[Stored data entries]

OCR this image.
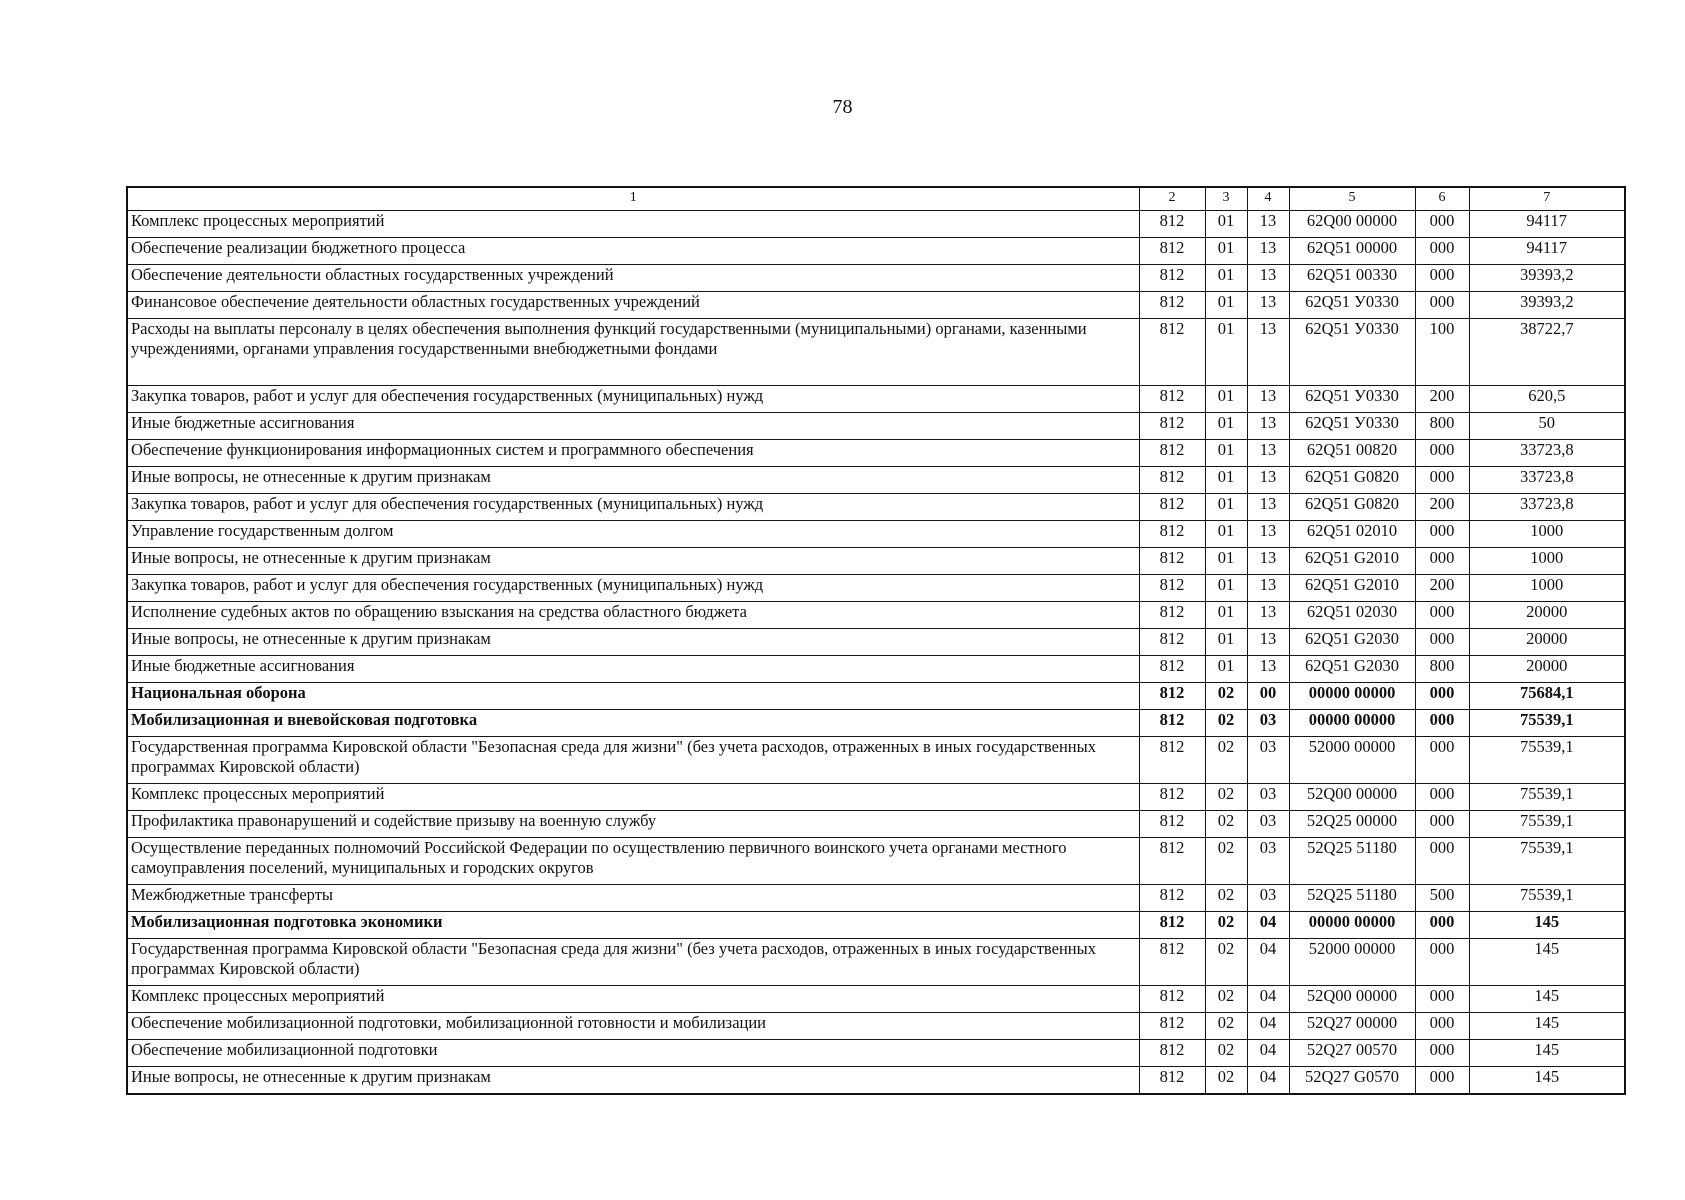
78
1	2	3	4	5	6	7
Комплекс процессных мероприятий	812	01	13	62Q00 00000	000	94117
Обеспечение реализации бюджетного процесса	812	01	13	62Q51 00000	000	94117
Обеспечение деятельности областных государственных учреждений	812	01	13	62Q51 00330	000	39393,2
Финансовое обеспечение деятельности областных государственных учреждений	812	01	13	62Q51 У0330	000	39393,2
Расходы на выплаты персоналу в целях обеспечения выполнения функций государственными (муниципальными) органами, казенными учреждениями, органами управления государственными внебюджетными фондами	812	01	13	62Q51 У0330	100	38722,7
Закупка товаров, работ и услуг для обеспечения государственных (муниципальных) нужд	812	01	13	62Q51 У0330	200	620,5
Иные бюджетные ассигнования	812	01	13	62Q51 У0330	800	50
Обеспечение функционирования информационных систем и программного обеспечения	812	01	13	62Q51 00820	000	33723,8
Иные вопросы, не отнесенные к другим признакам	812	01	13	62Q51 G0820	000	33723,8
Закупка товаров, работ и услуг для обеспечения государственных (муниципальных) нужд	812	01	13	62Q51 G0820	200	33723,8
Управление государственным долгом	812	01	13	62Q51 02010	000	1000
Иные вопросы, не отнесенные к другим признакам	812	01	13	62Q51 G2010	000	1000
Закупка товаров, работ и услуг для обеспечения государственных (муниципальных) нужд	812	01	13	62Q51 G2010	200	1000
Исполнение судебных актов по обращению взыскания на средства областного бюджета	812	01	13	62Q51 02030	000	20000
Иные вопросы, не отнесенные к другим признакам	812	01	13	62Q51 G2030	000	20000
Иные бюджетные ассигнования	812	01	13	62Q51 G2030	800	20000
Национальная оборона	812	02	00	00000 00000	000	75684,1
Мобилизационная и вневойсковая подготовка	812	02	03	00000 00000	000	75539,1
Государственная программа Кировской области "Безопасная среда для жизни" (без учета расходов, отраженных в иных государственных программах Кировской области)	812	02	03	52000 00000	000	75539,1
Комплекс процессных мероприятий	812	02	03	52Q00 00000	000	75539,1
Профилактика правонарушений и содействие призыву на военную службу	812	02	03	52Q25 00000	000	75539,1
Осуществление переданных полномочий Российской Федерации по осуществлению первичного воинского учета органами местного самоуправления поселений, муниципальных и городских округов	812	02	03	52Q25 51180	000	75539,1
Межбюджетные трансферты	812	02	03	52Q25 51180	500	75539,1
Мобилизационная подготовка экономики	812	02	04	00000 00000	000	145
Государственная программа Кировской области "Безопасная среда для жизни" (без учета расходов, отраженных в иных государственных программах Кировской области)	812	02	04	52000 00000	000	145
Комплекс процессных мероприятий	812	02	04	52Q00 00000	000	145
Обеспечение мобилизационной подготовки, мобилизационной готовности и мобилизации	812	02	04	52Q27 00000	000	145
Обеспечение мобилизационной подготовки	812	02	04	52Q27 00570	000	145
Иные вопросы, не отнесенные к другим признакам	812	02	04	52Q27 G0570	000	145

Given request
Return only those lines of the records that contain the string "расходов".

Result of this exercise
Государственная программа Кировской области "Безопасная среда для жизни" (без учета расходов, отраженных в иных государственных программах Кировской области)	812	02	03	52000 00000	000	75539,1
Государственная программа Кировской области "Безопасная среда для жизни" (без учета расходов, отраженных в иных государственных программах Кировской области)	812	02	04	52000 00000	000	145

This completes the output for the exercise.